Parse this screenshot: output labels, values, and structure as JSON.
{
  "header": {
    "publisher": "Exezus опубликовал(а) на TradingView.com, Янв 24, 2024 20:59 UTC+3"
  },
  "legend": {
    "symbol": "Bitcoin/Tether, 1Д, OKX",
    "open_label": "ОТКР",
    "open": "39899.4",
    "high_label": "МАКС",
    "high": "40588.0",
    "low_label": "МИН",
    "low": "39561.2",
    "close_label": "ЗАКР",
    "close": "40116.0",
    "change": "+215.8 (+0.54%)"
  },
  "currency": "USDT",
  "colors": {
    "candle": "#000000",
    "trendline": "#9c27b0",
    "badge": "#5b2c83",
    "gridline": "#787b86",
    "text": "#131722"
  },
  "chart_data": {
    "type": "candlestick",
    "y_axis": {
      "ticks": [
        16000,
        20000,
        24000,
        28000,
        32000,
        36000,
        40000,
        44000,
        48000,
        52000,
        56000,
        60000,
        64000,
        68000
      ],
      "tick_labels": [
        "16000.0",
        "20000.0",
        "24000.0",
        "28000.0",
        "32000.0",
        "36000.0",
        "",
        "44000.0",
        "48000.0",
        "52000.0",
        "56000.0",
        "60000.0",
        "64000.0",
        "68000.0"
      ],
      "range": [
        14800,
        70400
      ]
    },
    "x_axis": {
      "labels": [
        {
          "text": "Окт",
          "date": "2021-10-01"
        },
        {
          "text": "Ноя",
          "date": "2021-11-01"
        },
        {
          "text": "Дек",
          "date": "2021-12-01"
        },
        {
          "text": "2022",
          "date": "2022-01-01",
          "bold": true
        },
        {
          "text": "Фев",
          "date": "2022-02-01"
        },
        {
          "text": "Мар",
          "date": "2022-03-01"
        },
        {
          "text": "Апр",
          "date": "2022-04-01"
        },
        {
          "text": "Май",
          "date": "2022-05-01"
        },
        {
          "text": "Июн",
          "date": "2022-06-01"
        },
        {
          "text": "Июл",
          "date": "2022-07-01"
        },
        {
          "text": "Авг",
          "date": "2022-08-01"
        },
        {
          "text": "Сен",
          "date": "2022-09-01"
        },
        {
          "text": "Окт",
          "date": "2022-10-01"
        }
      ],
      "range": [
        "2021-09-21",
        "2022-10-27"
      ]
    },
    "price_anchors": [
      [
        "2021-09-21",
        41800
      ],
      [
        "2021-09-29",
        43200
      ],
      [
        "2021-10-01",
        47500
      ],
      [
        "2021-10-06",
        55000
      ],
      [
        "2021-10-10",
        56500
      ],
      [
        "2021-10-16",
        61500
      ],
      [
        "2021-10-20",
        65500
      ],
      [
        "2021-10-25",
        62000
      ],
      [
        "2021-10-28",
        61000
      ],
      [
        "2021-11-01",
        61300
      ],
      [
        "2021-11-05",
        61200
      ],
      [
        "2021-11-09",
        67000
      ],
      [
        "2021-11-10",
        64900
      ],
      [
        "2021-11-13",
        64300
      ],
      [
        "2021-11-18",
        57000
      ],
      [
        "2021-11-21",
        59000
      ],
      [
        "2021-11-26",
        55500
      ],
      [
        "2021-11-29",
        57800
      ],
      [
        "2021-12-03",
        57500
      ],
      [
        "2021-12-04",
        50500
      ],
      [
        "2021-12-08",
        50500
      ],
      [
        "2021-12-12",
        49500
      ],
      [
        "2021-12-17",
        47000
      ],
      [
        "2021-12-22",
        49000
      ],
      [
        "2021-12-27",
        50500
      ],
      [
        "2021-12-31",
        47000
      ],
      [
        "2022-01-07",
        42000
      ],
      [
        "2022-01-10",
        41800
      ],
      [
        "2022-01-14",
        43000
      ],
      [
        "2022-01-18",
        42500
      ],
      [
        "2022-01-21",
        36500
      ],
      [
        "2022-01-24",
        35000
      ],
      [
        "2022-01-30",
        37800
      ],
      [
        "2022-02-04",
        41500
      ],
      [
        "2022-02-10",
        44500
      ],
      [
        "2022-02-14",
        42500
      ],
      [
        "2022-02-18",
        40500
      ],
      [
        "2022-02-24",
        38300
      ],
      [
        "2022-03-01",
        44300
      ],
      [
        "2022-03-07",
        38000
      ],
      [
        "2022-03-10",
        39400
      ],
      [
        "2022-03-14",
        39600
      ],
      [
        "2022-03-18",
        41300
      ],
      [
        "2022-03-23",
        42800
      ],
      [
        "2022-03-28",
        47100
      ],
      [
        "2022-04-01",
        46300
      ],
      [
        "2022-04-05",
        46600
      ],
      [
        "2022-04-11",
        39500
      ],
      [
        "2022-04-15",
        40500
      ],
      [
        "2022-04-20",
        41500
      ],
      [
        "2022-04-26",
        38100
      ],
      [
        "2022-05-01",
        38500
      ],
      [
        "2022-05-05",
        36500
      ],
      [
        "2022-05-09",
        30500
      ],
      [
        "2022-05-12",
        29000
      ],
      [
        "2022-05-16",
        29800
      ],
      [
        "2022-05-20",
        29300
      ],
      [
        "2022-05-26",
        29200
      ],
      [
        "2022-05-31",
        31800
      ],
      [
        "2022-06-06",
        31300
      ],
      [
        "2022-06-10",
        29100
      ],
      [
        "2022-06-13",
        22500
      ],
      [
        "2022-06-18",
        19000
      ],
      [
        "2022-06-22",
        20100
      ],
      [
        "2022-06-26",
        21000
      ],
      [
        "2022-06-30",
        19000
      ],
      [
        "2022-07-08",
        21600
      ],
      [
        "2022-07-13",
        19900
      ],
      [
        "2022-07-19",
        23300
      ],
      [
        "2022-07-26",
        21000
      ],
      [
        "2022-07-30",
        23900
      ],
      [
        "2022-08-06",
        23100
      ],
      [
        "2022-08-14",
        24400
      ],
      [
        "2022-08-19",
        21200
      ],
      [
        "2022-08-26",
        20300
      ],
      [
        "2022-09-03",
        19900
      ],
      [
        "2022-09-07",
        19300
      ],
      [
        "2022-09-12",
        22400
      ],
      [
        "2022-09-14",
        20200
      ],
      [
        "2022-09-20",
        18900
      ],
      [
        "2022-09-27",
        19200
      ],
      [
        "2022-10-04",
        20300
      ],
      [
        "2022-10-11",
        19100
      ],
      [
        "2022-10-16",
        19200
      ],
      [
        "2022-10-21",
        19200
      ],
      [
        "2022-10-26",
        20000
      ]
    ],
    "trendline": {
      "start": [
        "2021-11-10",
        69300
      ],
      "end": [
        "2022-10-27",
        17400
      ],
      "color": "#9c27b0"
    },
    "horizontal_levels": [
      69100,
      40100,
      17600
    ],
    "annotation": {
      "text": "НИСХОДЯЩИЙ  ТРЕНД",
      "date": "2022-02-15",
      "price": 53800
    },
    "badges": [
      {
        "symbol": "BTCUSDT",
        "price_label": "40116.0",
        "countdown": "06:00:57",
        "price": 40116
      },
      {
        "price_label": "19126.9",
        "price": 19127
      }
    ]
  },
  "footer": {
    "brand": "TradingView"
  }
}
==================================================
AIM OF THE EXERCISE — Identify each line in the entries with the word "TradingView" and copy it.

ANSWER FOR THIS EXERCISE —
    "publisher": "Exezus опубликовал(а) на TradingView.com, Янв 24, 2024 20:59 UTC+3"
    "brand": "TradingView"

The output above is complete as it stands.